* EXERCISE REQUIREMENTS
Report how many lines contain the word "text"; answer with the number only.

* RECORDS SUPPLIED
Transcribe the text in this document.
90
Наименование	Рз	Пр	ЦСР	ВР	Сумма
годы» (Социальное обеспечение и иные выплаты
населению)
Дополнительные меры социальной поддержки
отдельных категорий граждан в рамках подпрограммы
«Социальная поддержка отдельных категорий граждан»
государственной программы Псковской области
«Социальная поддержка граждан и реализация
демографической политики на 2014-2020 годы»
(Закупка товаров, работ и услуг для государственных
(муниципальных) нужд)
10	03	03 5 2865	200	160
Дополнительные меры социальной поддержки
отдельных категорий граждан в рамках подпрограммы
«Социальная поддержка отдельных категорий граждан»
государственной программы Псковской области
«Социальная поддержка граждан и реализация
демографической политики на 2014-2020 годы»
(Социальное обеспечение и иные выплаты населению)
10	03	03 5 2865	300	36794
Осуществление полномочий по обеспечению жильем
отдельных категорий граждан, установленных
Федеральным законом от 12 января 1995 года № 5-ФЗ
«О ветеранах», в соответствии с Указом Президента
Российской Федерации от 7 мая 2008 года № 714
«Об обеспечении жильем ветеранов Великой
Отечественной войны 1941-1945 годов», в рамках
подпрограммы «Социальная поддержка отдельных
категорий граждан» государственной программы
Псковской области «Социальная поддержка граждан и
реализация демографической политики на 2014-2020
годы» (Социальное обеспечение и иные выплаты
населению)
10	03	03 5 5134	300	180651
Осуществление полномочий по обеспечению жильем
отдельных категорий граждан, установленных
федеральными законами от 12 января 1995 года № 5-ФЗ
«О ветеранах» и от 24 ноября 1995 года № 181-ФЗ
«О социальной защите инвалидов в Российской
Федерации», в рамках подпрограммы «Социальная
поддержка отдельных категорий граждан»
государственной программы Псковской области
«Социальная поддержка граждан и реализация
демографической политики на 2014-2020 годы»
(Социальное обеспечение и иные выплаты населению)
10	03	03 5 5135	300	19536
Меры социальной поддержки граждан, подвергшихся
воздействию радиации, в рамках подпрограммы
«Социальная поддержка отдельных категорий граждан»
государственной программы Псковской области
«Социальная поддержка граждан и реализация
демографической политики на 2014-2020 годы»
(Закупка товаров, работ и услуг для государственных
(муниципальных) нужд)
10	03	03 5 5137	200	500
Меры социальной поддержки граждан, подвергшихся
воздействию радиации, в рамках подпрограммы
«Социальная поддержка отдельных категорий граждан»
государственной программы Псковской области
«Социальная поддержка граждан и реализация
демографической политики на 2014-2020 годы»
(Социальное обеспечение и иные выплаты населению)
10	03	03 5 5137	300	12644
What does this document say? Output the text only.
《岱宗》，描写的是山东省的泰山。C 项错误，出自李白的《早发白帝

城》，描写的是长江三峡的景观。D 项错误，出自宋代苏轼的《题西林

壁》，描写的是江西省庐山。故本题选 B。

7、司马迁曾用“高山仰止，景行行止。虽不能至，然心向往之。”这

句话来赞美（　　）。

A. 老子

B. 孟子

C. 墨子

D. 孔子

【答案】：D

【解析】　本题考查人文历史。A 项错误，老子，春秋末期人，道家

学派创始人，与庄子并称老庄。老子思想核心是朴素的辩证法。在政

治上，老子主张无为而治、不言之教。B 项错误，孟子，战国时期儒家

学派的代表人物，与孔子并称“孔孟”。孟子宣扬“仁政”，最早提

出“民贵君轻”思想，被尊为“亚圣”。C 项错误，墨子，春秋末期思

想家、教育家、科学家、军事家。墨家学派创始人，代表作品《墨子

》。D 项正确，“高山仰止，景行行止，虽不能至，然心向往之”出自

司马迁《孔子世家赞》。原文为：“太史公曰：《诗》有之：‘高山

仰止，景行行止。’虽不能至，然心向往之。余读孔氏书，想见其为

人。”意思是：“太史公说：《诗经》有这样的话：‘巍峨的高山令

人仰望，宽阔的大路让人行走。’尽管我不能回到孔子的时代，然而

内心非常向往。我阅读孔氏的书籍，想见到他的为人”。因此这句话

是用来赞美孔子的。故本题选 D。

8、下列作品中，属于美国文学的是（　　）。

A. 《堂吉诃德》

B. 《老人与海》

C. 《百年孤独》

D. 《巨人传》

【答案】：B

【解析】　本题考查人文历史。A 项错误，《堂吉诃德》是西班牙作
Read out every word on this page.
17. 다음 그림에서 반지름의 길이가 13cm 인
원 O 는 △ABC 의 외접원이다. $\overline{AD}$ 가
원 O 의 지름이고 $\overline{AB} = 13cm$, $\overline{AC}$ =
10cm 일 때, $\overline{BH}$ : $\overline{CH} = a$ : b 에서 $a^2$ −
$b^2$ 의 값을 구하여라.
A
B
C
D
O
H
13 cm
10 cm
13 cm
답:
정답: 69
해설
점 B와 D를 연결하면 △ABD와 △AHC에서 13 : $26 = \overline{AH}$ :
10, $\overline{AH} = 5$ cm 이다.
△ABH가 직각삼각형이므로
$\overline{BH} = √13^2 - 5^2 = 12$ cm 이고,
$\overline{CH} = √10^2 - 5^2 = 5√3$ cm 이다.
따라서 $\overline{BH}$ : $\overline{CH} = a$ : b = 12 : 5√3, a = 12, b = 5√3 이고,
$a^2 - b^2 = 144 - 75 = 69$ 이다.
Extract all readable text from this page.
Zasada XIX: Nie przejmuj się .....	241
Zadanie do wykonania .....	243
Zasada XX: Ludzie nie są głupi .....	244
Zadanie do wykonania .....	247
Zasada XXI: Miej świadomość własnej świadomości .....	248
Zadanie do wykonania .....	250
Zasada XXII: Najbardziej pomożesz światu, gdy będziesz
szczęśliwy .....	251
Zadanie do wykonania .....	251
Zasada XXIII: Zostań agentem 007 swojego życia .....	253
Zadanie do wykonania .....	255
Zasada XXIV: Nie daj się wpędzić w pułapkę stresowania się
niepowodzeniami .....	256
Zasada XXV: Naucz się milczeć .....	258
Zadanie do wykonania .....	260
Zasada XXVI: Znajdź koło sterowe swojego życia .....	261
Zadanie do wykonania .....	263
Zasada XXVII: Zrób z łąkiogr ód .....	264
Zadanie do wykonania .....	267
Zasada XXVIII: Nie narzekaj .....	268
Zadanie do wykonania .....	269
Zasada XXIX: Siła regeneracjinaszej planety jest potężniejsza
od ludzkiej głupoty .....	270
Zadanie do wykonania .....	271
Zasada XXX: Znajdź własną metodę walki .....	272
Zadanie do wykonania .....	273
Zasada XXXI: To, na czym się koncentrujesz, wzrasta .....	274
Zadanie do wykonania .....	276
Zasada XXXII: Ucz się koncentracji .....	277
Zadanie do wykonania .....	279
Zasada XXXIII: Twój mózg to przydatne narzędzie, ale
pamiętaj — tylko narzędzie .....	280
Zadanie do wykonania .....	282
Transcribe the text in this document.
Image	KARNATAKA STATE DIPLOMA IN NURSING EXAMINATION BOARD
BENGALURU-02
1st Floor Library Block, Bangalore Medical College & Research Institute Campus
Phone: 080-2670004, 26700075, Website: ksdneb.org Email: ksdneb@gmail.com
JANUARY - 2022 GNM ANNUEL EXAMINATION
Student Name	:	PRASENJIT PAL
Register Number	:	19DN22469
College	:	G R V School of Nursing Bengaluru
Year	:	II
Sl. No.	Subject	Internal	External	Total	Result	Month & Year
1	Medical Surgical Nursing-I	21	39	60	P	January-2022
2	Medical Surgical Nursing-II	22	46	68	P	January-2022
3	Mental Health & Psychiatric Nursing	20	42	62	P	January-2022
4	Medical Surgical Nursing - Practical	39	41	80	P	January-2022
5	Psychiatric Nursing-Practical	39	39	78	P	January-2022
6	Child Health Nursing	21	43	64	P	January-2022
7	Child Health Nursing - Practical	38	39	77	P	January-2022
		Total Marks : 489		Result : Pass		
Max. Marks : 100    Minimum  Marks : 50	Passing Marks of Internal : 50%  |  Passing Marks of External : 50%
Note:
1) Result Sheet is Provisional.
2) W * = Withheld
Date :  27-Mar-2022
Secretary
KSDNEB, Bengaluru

* ANSWER TO THIS PROBLEM
4